**WORK REQUIRED**: Copy out all of the material exactly as presented.
____________
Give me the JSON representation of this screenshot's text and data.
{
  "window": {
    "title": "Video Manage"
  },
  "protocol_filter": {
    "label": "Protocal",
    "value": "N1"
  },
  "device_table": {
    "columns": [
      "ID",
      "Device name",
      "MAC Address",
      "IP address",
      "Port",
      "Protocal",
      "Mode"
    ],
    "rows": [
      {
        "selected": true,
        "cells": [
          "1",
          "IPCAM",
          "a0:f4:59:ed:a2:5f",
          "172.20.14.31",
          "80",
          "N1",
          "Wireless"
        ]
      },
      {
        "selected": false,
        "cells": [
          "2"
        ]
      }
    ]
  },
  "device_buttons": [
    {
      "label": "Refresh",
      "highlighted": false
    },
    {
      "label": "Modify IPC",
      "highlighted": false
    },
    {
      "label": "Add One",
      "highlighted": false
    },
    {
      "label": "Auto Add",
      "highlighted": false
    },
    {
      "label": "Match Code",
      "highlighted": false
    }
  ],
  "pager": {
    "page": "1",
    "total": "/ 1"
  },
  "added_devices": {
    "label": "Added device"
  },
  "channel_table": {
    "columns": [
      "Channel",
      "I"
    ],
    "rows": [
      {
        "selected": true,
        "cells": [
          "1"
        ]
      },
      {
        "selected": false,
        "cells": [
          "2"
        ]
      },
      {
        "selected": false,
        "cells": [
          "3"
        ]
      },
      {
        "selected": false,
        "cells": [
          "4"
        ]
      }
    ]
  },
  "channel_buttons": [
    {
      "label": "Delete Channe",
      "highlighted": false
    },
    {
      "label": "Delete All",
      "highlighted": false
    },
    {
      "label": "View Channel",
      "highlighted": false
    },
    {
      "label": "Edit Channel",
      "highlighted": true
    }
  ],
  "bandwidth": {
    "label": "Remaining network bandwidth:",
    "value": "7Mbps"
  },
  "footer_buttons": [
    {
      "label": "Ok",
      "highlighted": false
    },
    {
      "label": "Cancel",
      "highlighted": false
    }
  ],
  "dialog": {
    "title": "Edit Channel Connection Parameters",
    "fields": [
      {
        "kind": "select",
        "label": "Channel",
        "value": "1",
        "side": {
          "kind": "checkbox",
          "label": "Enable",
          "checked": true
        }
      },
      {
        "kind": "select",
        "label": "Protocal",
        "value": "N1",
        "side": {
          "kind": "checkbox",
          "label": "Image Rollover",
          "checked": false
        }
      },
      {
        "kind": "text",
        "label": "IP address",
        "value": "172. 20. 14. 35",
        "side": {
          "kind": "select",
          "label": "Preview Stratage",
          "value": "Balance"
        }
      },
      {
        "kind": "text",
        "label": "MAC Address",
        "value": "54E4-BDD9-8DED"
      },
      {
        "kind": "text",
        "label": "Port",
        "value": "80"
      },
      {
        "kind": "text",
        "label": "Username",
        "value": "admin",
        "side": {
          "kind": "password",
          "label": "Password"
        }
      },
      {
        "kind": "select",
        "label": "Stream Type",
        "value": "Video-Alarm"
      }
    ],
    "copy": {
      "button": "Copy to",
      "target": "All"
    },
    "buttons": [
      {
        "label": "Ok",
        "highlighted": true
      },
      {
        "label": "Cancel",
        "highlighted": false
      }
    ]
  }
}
____________
**WORKED ANSWER**:
Give me the JSON representation of this screenshot's text and data.
{
  "window": {
    "title": "Video Manage"
  },
  "protocol_filter": {
    "label": "Protocal",
    "value": "N1"
  },
  "device_table": {
    "columns": [
      "ID",
      "Device name",
      "MAC Address",
      "IP address",
      "Port",
      "Protocal",
      "Mode"
    ],
    "rows": [
      {
        "selected": true,
        "cells": [
          "1",
          "IPCAM",
          "a0:f4:59:ed:a2:5f",
          "172.20.14.31",
          "80",
          "N1",
          "Wireless"
        ]
      },
      {
        "selected": false,
        "cells": [
          "2"
        ]
      }
    ]
  },
  "device_buttons": [
    {
      "label": "Refresh",
      "highlighted": false
    },
    {
      "label": "Modify IPC",
      "highlighted": false
    },
    {
      "label": "Add One",
      "highlighted": false
    },
    {
      "label": "Auto Add",
      "highlighted": false
    },
    {
      "label": "Match Code",
      "highlighted": false
    }
  ],
  "pager": {
    "page": "1",
    "total": "/ 1"
  },
  "added_devices": {
    "label": "Added device"
  },
  "channel_table": {
    "columns": [
      "Channel",
      "I"
    ],
    "rows": [
      {
        "selected": true,
        "cells": [
          "1"
        ]
      },
      {
        "selected": false,
        "cells": [
          "2"
        ]
      },
      {
        "selected": false,
        "cells": [
          "3"
        ]
      },
      {
        "selected": false,
        "cells": [
          "4"
        ]
      }
    ]
  },
  "channel_buttons": [
    {
      "label": "Delete Channe",
      "highlighted": false
    },
    {
      "label": "Delete All",
      "highlighted": false
    },
    {
      "label": "View Channel",
      "highlighted": false
    },
    {
      "label": "Edit Channel",
      "highlighted": true
    }
  ],
  "bandwidth": {
    "label": "Remaining network bandwidth:",
    "value": "7Mbps"
  },
  "footer_buttons": [
    {
      "label": "Ok",
      "highlighted": false
    },
    {
      "label": "Cancel",
      "highlighted": false
    }
  ],
  "dialog": {
    "title": "Edit Channel Connection Parameters",
    "fields": [
      {
        "kind": "select",
        "label": "Channel",
        "value": "1",
        "side": {
          "kind": "checkbox",
          "label": "Enable",
          "checked": true
        }
      },
      {
        "kind": "select",
        "label": "Protocal",
        "value": "N1",
        "side": {
          "kind": "checkbox",
          "label": "Image Rollover",
          "checked": false
        }
      },
      {
        "kind": "text",
        "label": "IP address",
        "value": "172. 20. 14. 35",
        "side": {
          "kind": "select",
          "label": "Preview Stratage",
          "value": "Balance"
        }
      },
      {
        "kind": "text",
        "label": "MAC Address",
        "value": "54E4-BDD9-8DED"
      },
      {
        "kind": "text",
        "label": "Port",
        "value": "80"
      },
      {
        "kind": "text",
        "label": "Username",
        "value": "admin",
        "side": {
          "kind": "password",
          "label": "Password"
        }
      },
      {
        "kind": "select",
        "label": "Stream Type",
        "value": "Video-Alarm"
      }
    ],
    "copy": {
      "button": "Copy to",
      "target": "All"
    },
    "buttons": [
      {
        "label": "Ok",
        "highlighted": true
      },
      {
        "label": "Cancel",
        "highlighted": false
      }
    ]
  }
}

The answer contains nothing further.